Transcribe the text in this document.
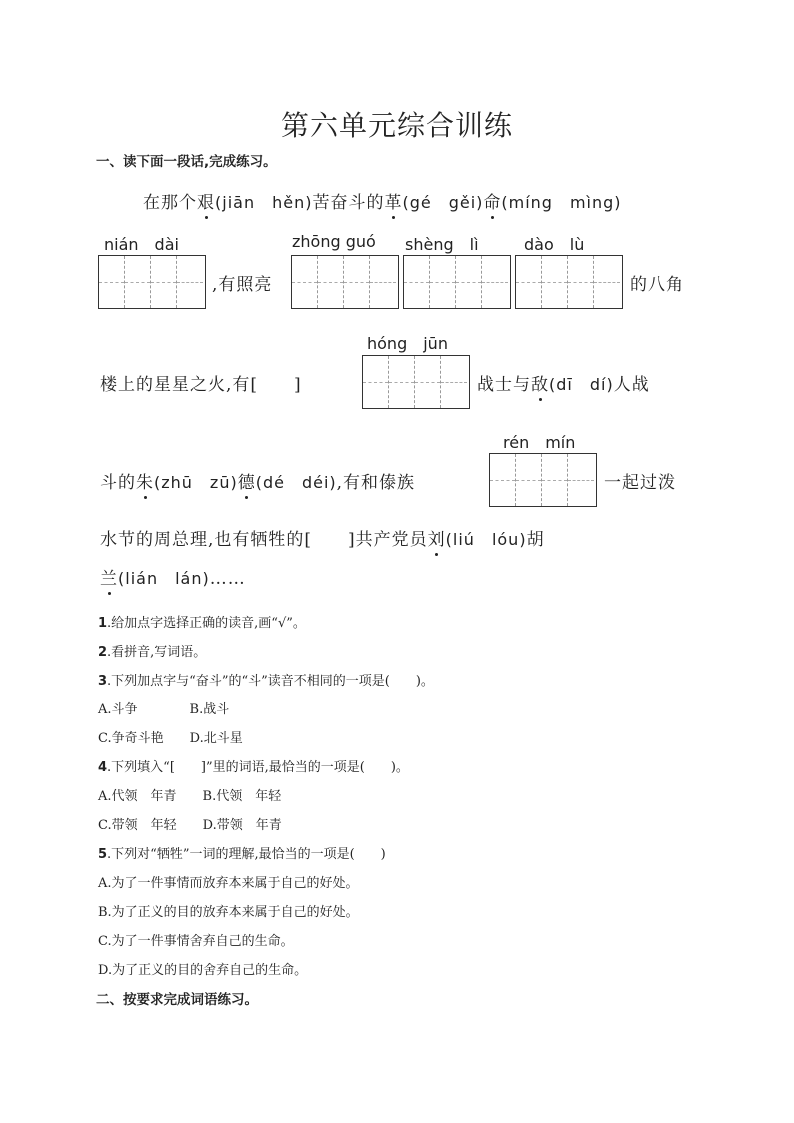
第六单元综合训练
一、读下面一段话,完成练习。
在那个艰(jiān　hěn)苦奋斗的革(gé　gěi)命(míng　mìng)
nián　dài	zhōng guó shèng　lì	dào　lù
,有照亮	的八角
hóng　jūn
楼上的星星之火,有[　　]	战士与敌(dī　dí)人战
rén　mín
斗的朱(zhū　zū)德(dé　déi),有和傣族	一起过泼
水节的周总理,也有牺牲的[　　]共产党员刘(liú　lóu)胡
兰(lián　lán)……
1.给加点字选择正确的读音,画“√”。
2.看拼音,写词语。
3.下列加点字与“奋斗”的“斗”读音不相同的一项是(　　)。
A.斗争　　　　B.战斗
C.争奇斗艳　　D.北斗星
4.下列填入“[　　]”里的词语,最恰当的一项是(　　)。
A.代领　年青　　B.代领　年轻
C.带领　年轻　　D.带领　年青
5.下列对“牺牲”一词的理解,最恰当的一项是(　　)
A.为了一件事情而放弃本来属于自己的好处。
B.为了正义的目的放弃本来属于自己的好处。
C.为了一件事情舍弃自己的生命。
D.为了正义的目的舍弃自己的生命。
二、按要求完成词语练习。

**Stated exercise**:
Pictures in the records above are left out; print everything else exactly as written.

**Response to the exercise**:
Transcribe the text in this document.
第六单元综合训练
一、读下面一段话,完成练习。
在那个艰(jiān　hěn)苦奋斗的革(gé　gěi)命(míng　mìng)
nián　dài	zhōng guó shèng　lì	dào　lù
,有照亮	的八角
hóng　jūn
楼上的星星之火,有[　　]	战士与敌(dī　dí)人战
rén　mín
斗的朱(zhū　zū)德(dé　déi),有和傣族	一起过泼
水节的周总理,也有牺牲的[　　]共产党员刘(liú　lóu)胡
兰(lián　lán)……
1.给加点字选择正确的读音,画“√”。
2.看拼音,写词语。
3.下列加点字与“奋斗”的“斗”读音不相同的一项是(　　)。
A.斗争　　　　B.战斗
C.争奇斗艳　　D.北斗星
4.下列填入“[　　]”里的词语,最恰当的一项是(　　)。
A.代领　年青　　B.代领　年轻
C.带领　年轻　　D.带领　年青
5.下列对“牺牲”一词的理解,最恰当的一项是(　　)
A.为了一件事情而放弃本来属于自己的好处。
B.为了正义的目的放弃本来属于自己的好处。
C.为了一件事情舍弃自己的生命。
D.为了正义的目的舍弃自己的生命。
二、按要求完成词语练习。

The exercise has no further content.